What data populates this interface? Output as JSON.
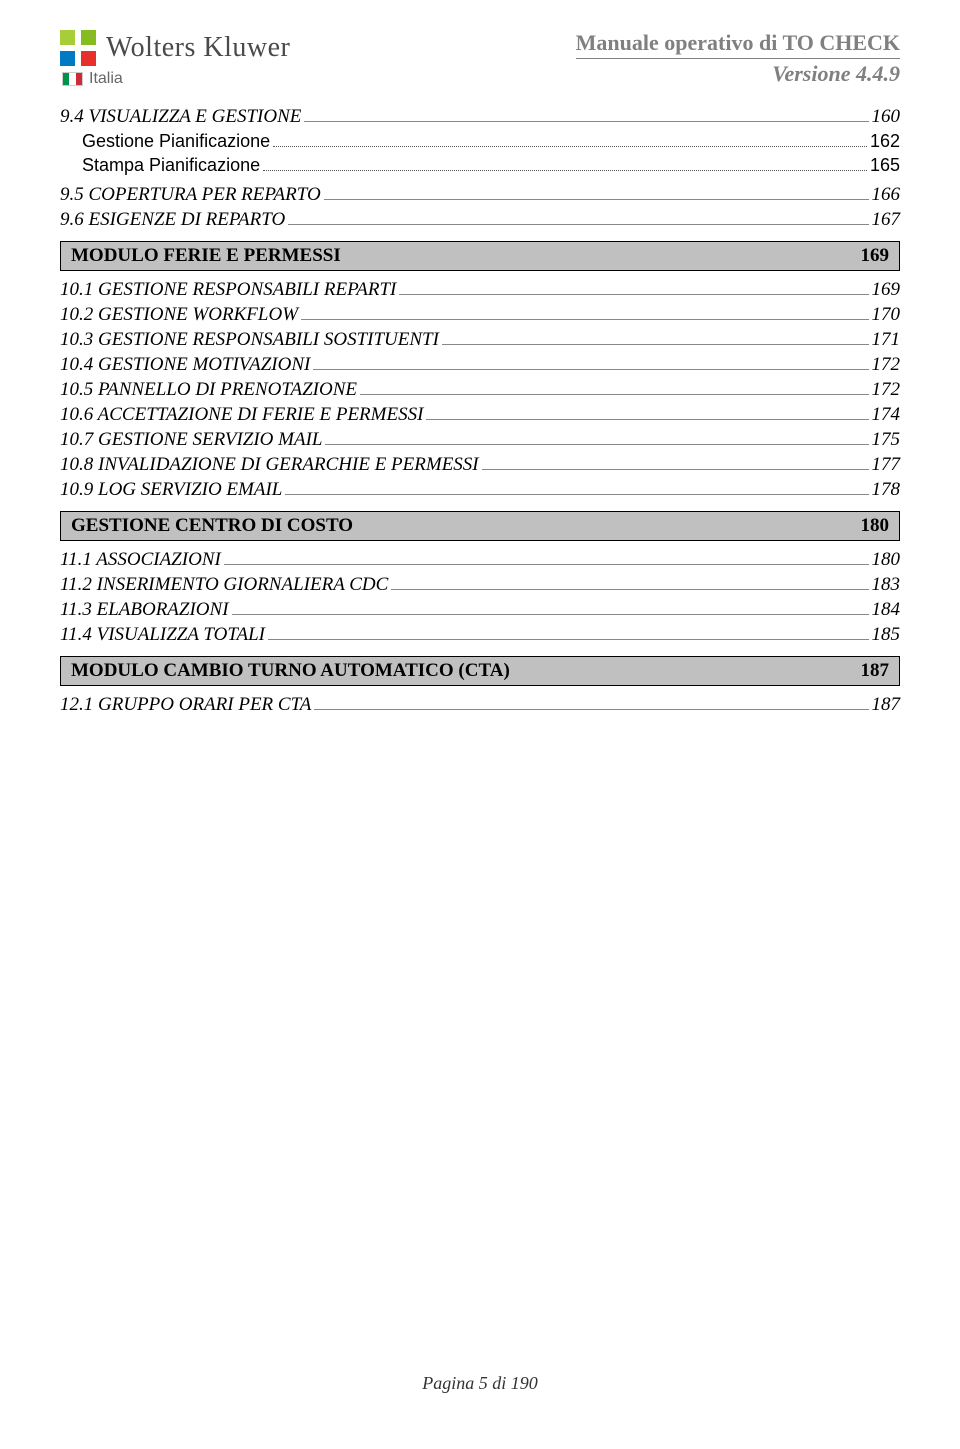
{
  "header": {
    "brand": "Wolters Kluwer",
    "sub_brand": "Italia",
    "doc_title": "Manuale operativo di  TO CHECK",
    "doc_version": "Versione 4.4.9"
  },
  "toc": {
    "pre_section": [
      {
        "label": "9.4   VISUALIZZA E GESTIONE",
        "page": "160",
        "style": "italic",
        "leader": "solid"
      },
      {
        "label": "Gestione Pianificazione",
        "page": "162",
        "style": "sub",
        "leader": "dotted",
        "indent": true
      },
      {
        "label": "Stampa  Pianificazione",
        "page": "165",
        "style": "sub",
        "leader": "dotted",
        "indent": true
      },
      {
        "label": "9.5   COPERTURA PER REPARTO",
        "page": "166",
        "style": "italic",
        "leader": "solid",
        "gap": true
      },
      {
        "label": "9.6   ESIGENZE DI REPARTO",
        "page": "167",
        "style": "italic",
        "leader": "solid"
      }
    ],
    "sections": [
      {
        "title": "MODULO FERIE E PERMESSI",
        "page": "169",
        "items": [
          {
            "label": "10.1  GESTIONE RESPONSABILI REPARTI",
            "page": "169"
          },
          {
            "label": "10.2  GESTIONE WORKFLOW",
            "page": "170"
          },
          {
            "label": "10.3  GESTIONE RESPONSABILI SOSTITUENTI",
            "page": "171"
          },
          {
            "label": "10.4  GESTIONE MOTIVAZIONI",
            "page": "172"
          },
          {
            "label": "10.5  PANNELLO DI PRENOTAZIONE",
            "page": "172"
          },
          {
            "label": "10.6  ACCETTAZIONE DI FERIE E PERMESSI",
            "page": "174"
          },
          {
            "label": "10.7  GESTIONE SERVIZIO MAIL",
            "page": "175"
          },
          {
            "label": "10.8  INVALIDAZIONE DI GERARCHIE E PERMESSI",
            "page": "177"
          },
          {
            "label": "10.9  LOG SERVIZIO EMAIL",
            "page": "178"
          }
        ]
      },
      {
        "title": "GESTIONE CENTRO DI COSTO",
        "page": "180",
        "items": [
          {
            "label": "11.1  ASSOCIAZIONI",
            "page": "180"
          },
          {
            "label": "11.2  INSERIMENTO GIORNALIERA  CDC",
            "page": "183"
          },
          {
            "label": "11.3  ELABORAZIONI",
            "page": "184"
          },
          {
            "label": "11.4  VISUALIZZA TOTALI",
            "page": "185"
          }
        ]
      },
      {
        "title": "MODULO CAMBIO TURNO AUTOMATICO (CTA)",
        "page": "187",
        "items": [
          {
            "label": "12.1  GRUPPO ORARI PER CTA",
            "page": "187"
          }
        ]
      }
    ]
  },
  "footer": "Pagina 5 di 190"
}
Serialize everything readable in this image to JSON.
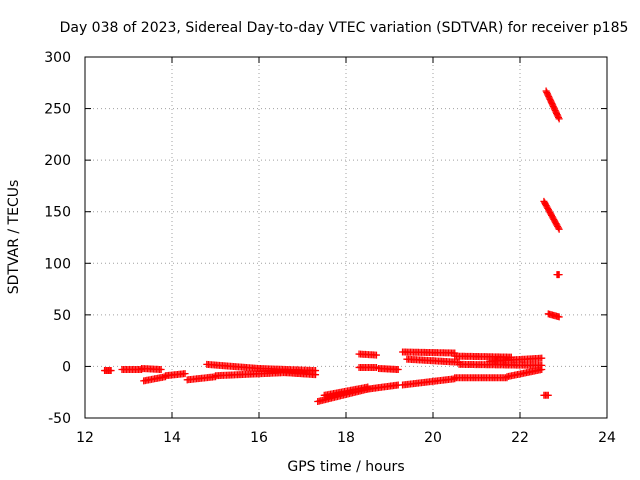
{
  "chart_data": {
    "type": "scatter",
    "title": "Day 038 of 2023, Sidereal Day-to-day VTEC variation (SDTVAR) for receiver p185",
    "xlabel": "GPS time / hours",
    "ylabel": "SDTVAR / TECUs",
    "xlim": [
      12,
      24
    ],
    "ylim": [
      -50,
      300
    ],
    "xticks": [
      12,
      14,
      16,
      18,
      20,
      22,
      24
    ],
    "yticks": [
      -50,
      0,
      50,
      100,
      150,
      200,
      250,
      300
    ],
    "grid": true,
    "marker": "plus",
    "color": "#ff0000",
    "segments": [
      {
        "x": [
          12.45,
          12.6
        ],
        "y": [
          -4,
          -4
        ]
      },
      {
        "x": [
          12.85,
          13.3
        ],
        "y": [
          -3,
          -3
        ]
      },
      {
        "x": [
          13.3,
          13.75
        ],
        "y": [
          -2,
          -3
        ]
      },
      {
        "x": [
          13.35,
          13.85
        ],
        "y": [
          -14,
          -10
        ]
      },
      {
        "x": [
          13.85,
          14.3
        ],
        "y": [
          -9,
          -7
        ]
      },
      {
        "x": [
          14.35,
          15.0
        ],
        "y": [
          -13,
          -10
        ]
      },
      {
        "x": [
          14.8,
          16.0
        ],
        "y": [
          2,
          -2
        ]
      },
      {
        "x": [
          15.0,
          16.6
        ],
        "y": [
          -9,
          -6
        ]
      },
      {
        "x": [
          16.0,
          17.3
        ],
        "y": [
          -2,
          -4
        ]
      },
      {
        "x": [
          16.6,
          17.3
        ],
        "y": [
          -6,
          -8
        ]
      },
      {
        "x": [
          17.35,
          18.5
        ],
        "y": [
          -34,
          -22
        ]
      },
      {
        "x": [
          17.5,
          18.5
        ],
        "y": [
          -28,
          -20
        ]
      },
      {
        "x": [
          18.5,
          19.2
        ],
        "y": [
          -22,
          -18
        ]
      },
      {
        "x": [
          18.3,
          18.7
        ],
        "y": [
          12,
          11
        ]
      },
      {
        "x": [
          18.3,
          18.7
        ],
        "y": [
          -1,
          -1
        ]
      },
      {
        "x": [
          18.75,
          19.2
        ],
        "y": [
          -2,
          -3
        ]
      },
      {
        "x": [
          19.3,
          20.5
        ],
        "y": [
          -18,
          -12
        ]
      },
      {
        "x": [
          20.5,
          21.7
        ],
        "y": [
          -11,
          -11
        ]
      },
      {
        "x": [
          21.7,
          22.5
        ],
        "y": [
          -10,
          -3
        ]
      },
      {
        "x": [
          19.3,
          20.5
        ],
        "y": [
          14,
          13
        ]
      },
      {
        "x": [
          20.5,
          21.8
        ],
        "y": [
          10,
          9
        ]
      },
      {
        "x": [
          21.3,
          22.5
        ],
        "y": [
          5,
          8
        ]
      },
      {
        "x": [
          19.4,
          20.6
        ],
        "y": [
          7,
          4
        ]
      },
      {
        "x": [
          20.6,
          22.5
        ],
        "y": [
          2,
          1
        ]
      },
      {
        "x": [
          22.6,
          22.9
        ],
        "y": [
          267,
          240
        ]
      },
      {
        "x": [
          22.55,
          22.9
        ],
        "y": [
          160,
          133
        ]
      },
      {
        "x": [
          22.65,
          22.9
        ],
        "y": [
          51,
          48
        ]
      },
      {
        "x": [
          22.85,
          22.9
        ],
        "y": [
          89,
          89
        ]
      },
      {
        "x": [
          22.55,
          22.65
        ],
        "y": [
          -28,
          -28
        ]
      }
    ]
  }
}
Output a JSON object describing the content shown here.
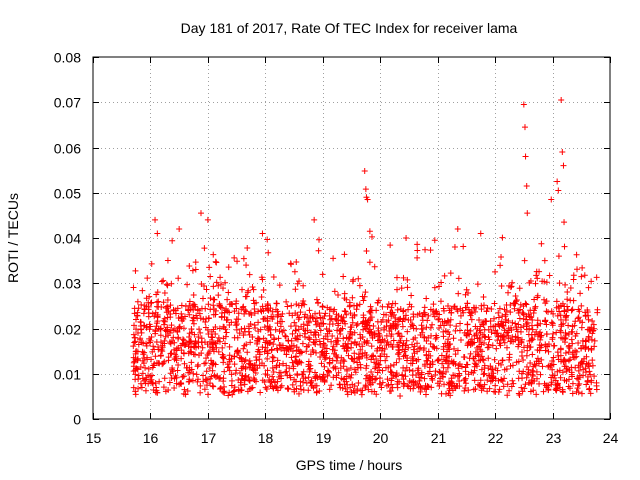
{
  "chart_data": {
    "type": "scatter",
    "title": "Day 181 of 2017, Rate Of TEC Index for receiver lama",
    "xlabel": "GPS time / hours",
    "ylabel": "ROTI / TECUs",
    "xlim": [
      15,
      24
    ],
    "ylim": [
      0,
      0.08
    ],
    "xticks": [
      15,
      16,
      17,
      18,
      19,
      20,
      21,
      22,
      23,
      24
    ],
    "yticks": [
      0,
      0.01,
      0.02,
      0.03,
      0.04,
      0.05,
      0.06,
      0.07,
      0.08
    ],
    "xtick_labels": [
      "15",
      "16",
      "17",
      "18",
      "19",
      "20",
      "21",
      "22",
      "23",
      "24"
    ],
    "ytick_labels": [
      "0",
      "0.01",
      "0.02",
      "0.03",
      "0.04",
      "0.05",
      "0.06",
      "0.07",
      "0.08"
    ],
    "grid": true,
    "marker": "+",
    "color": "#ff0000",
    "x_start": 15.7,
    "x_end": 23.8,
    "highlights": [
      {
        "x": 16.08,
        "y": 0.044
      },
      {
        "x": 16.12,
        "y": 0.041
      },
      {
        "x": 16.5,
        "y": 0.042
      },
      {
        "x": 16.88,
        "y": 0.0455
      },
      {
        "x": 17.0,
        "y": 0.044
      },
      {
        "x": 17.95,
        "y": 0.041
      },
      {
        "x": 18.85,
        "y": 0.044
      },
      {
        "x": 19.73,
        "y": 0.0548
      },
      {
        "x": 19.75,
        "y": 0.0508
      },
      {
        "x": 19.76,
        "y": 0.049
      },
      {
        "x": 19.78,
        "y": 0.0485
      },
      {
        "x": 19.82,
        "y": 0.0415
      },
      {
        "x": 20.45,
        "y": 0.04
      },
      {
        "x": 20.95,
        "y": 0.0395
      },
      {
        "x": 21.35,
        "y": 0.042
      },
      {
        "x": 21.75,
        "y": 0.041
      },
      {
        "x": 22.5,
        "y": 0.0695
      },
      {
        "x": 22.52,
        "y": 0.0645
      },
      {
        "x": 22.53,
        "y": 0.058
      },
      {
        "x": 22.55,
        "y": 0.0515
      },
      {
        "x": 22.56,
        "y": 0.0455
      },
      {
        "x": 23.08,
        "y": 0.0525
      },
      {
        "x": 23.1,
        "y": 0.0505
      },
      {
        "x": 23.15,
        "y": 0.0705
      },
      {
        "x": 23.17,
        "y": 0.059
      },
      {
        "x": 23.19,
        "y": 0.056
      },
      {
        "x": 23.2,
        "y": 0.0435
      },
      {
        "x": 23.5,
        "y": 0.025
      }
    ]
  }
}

******************************

*Work to be completed*:
Look through the data and show every line containing "VISUALIZZA".

*Result for this exercise*:
        "label": "9.4   VISUALIZZA E GESTIONE",
            "label": "11.4  VISUALIZZA TOTALI",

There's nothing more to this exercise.